--- Task details ---
Copy the entries below exactly. Images do not belong in the copy.

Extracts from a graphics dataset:
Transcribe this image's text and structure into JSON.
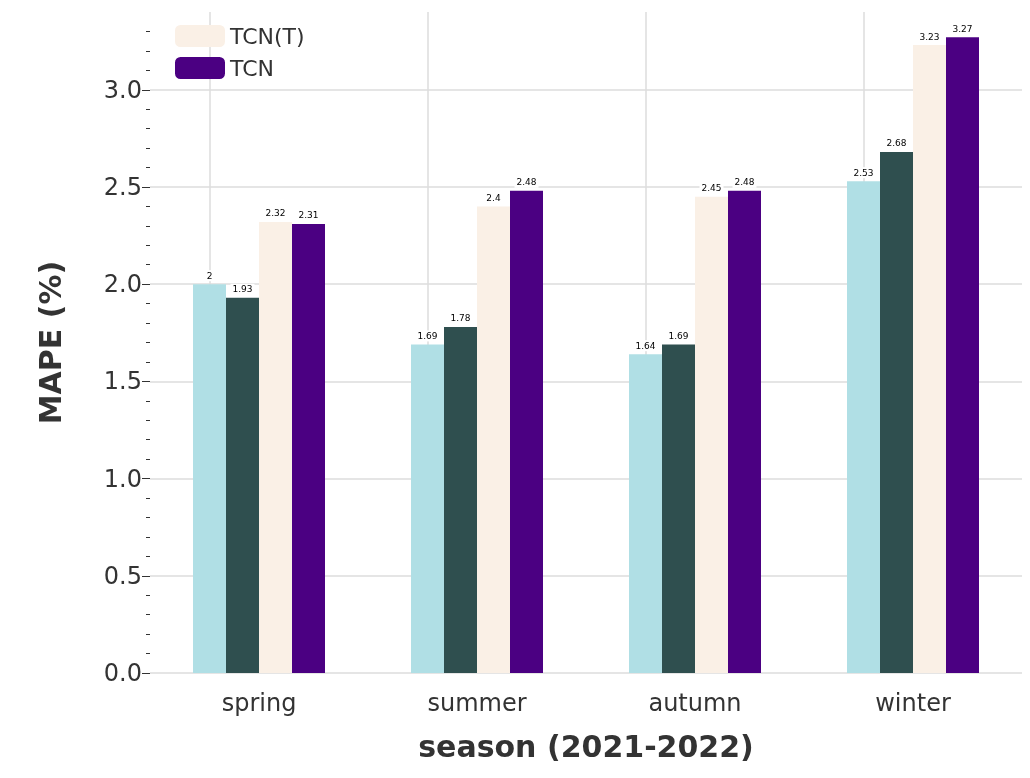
{
  "chart_data": {
    "type": "bar",
    "xlabel": "season (2021-2022)",
    "ylabel": "MAPE (%)",
    "categories": [
      "spring",
      "summer",
      "autumn",
      "winter"
    ],
    "series": [
      {
        "color": "#b0dfe5",
        "values": [
          2,
          1.69,
          1.64,
          2.53
        ]
      },
      {
        "color": "#2f4f4f",
        "values": [
          1.93,
          1.78,
          1.69,
          2.68
        ]
      },
      {
        "name": "TCN(T)",
        "color": "#faf0e6",
        "values": [
          2.32,
          2.4,
          2.45,
          3.23
        ]
      },
      {
        "name": "TCN",
        "color": "#4b0082",
        "values": [
          2.31,
          2.48,
          2.48,
          3.27
        ]
      }
    ],
    "ylim": [
      0,
      3.4
    ],
    "yticks": [
      {
        "value": 0,
        "label": "0.0"
      },
      0.5,
      {
        "value": 1,
        "label": "1.0"
      },
      1.5,
      {
        "value": 2,
        "label": "2.0"
      },
      2.5,
      {
        "value": 3,
        "label": "3.0"
      }
    ],
    "grid": true,
    "legend": "top left",
    "data_labels": true
  }
}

--- Exercise response ---
Transcribe this image's text and structure into JSON.
{
  "chart_data": {
    "type": "bar",
    "xlabel": "season (2021-2022)",
    "ylabel": "MAPE (%)",
    "categories": [
      "spring",
      "summer",
      "autumn",
      "winter"
    ],
    "series": [
      {
        "color": "#b0dfe5",
        "values": [
          2,
          1.69,
          1.64,
          2.53
        ]
      },
      {
        "color": "#2f4f4f",
        "values": [
          1.93,
          1.78,
          1.69,
          2.68
        ]
      },
      {
        "name": "TCN(T)",
        "color": "#faf0e6",
        "values": [
          2.32,
          2.4,
          2.45,
          3.23
        ]
      },
      {
        "name": "TCN",
        "color": "#4b0082",
        "values": [
          2.31,
          2.48,
          2.48,
          3.27
        ]
      }
    ],
    "ylim": [
      0,
      3.4
    ],
    "yticks": [
      {
        "value": 0,
        "label": "0.0"
      },
      0.5,
      {
        "value": 1,
        "label": "1.0"
      },
      1.5,
      {
        "value": 2,
        "label": "2.0"
      },
      2.5,
      {
        "value": 3,
        "label": "3.0"
      }
    ],
    "grid": true,
    "legend": "top left",
    "data_labels": true
  }
}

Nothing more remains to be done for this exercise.